**Dataset records**
- - - - - - -

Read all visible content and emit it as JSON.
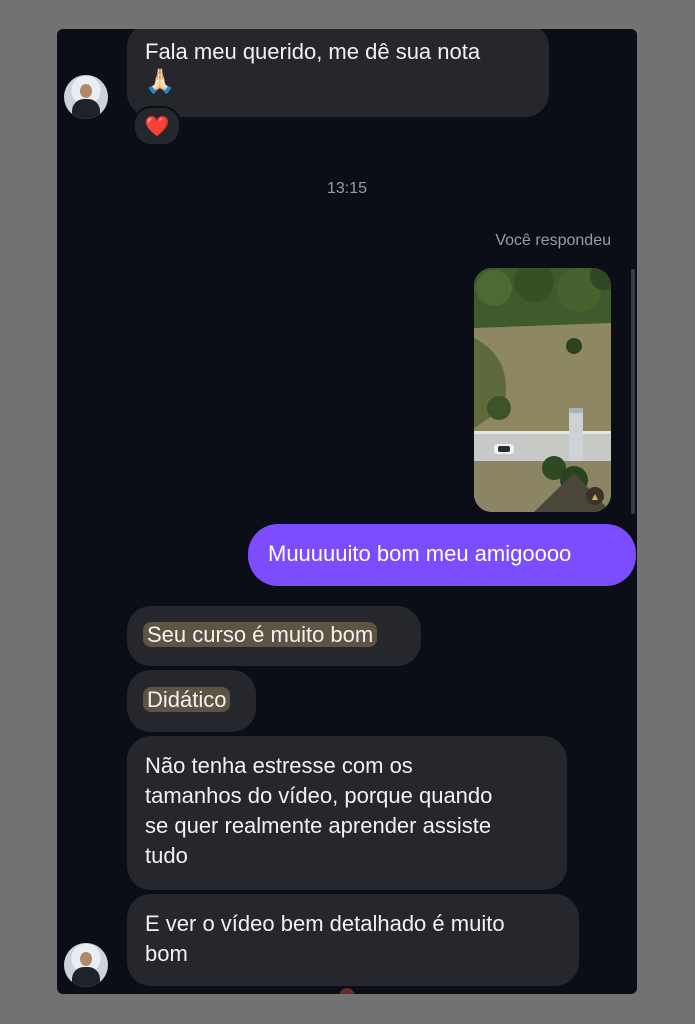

- - - - - - -

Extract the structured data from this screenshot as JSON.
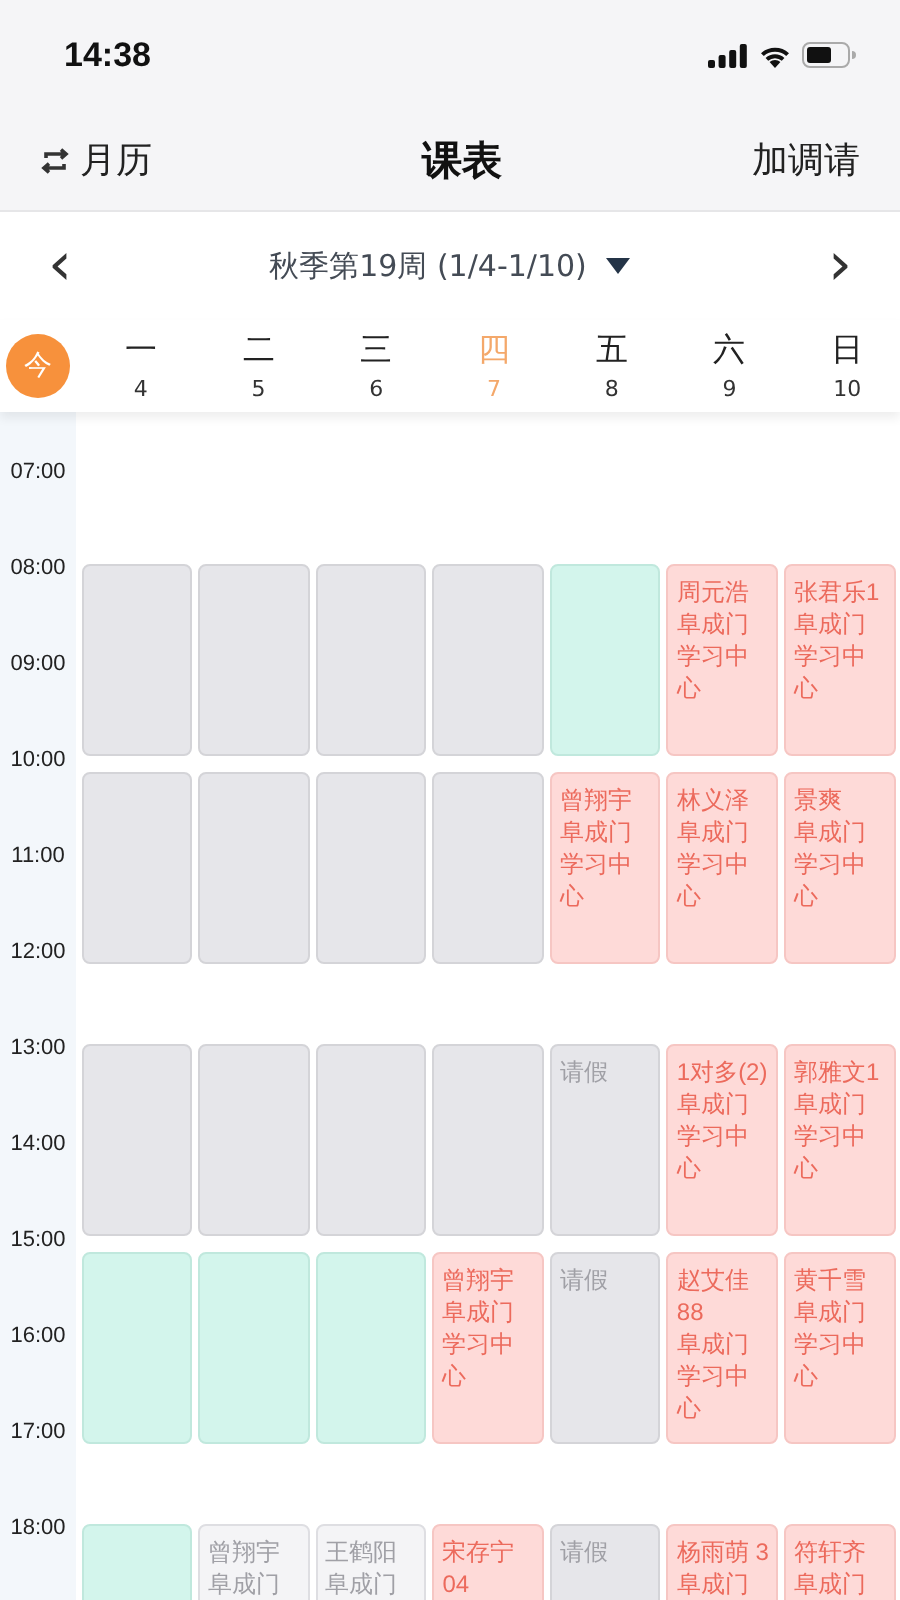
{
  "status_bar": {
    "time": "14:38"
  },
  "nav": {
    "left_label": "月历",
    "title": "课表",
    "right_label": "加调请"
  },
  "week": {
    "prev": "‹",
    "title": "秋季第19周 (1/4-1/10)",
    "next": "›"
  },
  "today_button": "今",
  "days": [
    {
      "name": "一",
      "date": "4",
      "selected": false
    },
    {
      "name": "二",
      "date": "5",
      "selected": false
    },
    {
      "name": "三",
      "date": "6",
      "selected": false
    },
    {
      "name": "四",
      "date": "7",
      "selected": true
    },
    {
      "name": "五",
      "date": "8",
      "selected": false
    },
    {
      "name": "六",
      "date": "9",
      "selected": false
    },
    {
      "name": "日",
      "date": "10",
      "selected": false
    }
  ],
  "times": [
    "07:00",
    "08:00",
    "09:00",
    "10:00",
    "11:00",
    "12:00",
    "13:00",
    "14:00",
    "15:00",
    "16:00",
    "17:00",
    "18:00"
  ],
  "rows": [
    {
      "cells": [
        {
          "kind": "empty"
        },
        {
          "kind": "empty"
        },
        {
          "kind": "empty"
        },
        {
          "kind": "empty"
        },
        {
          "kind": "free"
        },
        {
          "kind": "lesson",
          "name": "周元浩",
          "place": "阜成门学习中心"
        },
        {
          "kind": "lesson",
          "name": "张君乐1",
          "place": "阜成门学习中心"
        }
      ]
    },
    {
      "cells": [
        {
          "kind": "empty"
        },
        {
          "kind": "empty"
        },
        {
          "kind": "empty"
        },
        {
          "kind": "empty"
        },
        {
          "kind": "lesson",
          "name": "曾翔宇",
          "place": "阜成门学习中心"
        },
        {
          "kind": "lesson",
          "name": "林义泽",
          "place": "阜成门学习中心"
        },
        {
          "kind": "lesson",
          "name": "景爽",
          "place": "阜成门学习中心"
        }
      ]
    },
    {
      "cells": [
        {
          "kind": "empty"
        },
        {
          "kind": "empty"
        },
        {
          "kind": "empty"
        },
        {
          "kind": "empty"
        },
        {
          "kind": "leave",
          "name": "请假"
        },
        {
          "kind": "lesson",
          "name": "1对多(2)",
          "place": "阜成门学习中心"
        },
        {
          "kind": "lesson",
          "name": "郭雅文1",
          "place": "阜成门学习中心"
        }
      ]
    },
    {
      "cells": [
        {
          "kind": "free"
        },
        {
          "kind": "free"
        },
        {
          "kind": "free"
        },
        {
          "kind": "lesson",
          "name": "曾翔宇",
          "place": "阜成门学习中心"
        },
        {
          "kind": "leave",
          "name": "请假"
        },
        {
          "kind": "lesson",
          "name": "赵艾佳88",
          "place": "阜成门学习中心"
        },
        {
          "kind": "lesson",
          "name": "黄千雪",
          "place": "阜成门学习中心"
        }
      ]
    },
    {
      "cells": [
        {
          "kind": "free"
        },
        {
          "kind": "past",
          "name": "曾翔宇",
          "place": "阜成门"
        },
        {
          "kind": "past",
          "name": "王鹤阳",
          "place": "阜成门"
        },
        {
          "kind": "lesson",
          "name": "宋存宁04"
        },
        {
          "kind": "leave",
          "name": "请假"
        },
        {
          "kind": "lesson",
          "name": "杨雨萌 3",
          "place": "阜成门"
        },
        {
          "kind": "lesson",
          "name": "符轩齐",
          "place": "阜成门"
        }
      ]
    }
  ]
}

- - - - - - -

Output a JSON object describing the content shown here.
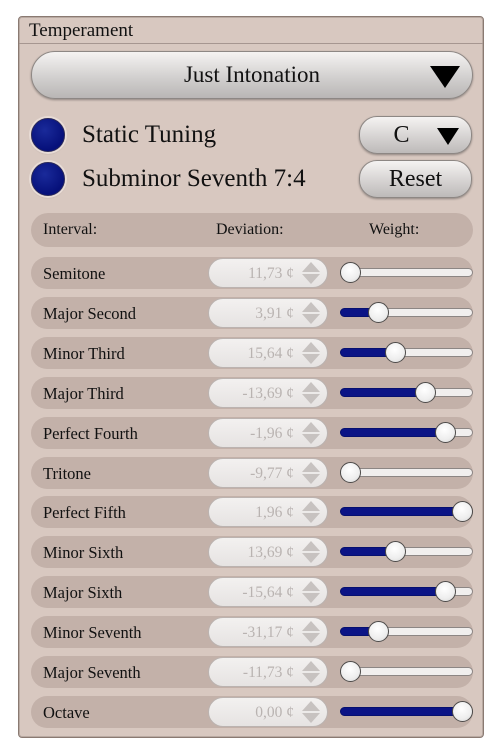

- - - - - - -

**Goal of the exercise**
Write down every line of the data above that includes the string "content".

**Task result**
Read all visible content and emit it as JSON.
Output a JSON object describing the content shown here.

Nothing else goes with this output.